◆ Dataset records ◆
------------------------------------------------------------

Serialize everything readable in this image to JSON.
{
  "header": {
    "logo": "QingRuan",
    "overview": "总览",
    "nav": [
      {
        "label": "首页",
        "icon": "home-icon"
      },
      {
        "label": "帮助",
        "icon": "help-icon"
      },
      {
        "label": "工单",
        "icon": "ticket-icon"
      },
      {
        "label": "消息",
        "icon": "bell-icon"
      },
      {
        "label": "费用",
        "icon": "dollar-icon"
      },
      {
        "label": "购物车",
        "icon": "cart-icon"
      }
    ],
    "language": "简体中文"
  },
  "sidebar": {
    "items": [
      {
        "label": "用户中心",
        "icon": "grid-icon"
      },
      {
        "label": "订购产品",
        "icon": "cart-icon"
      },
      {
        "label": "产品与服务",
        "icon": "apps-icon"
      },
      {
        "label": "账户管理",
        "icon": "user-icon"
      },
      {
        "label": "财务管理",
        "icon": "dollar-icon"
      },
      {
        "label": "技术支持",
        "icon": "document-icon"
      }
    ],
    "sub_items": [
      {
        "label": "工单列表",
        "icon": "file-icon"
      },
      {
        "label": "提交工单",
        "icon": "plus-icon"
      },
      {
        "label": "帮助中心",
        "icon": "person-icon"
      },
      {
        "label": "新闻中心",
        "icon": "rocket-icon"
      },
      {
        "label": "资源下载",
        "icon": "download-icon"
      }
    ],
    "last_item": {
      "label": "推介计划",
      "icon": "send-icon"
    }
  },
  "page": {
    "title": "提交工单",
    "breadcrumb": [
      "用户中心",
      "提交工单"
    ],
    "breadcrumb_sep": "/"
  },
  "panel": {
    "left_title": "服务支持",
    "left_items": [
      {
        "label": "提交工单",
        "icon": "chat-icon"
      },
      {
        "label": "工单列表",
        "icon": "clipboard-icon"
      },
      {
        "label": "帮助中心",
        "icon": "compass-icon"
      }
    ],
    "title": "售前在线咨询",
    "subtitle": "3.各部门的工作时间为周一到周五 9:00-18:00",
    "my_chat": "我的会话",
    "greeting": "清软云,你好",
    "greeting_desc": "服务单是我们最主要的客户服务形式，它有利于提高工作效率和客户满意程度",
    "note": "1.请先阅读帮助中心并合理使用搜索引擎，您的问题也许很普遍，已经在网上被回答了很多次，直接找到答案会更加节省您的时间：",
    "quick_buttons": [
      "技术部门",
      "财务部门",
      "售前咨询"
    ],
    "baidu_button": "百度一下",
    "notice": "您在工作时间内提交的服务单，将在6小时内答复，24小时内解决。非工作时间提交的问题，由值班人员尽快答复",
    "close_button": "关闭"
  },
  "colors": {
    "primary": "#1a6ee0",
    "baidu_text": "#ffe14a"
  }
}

------------------------------------------------------------

Repeat every record exactly as written, please.

◆ SOLUTION FOR THIS PROBLEM ◆
Serialize everything readable in this image to JSON.
{
  "header": {
    "logo": "QingRuan",
    "overview": "总览",
    "nav": [
      {
        "label": "首页",
        "icon": "home-icon"
      },
      {
        "label": "帮助",
        "icon": "help-icon"
      },
      {
        "label": "工单",
        "icon": "ticket-icon"
      },
      {
        "label": "消息",
        "icon": "bell-icon"
      },
      {
        "label": "费用",
        "icon": "dollar-icon"
      },
      {
        "label": "购物车",
        "icon": "cart-icon"
      }
    ],
    "language": "简体中文"
  },
  "sidebar": {
    "items": [
      {
        "label": "用户中心",
        "icon": "grid-icon"
      },
      {
        "label": "订购产品",
        "icon": "cart-icon"
      },
      {
        "label": "产品与服务",
        "icon": "apps-icon"
      },
      {
        "label": "账户管理",
        "icon": "user-icon"
      },
      {
        "label": "财务管理",
        "icon": "dollar-icon"
      },
      {
        "label": "技术支持",
        "icon": "document-icon"
      }
    ],
    "sub_items": [
      {
        "label": "工单列表",
        "icon": "file-icon"
      },
      {
        "label": "提交工单",
        "icon": "plus-icon"
      },
      {
        "label": "帮助中心",
        "icon": "person-icon"
      },
      {
        "label": "新闻中心",
        "icon": "rocket-icon"
      },
      {
        "label": "资源下载",
        "icon": "download-icon"
      }
    ],
    "last_item": {
      "label": "推介计划",
      "icon": "send-icon"
    }
  },
  "page": {
    "title": "提交工单",
    "breadcrumb": [
      "用户中心",
      "提交工单"
    ],
    "breadcrumb_sep": "/"
  },
  "panel": {
    "left_title": "服务支持",
    "left_items": [
      {
        "label": "提交工单",
        "icon": "chat-icon"
      },
      {
        "label": "工单列表",
        "icon": "clipboard-icon"
      },
      {
        "label": "帮助中心",
        "icon": "compass-icon"
      }
    ],
    "title": "售前在线咨询",
    "subtitle": "3.各部门的工作时间为周一到周五 9:00-18:00",
    "my_chat": "我的会话",
    "greeting": "清软云,你好",
    "greeting_desc": "服务单是我们最主要的客户服务形式，它有利于提高工作效率和客户满意程度",
    "note": "1.请先阅读帮助中心并合理使用搜索引擎，您的问题也许很普遍，已经在网上被回答了很多次，直接找到答案会更加节省您的时间：",
    "quick_buttons": [
      "技术部门",
      "财务部门",
      "售前咨询"
    ],
    "baidu_button": "百度一下",
    "notice": "您在工作时间内提交的服务单，将在6小时内答复，24小时内解决。非工作时间提交的问题，由值班人员尽快答复",
    "close_button": "关闭"
  },
  "colors": {
    "primary": "#1a6ee0",
    "baidu_text": "#ffe14a"
  }
}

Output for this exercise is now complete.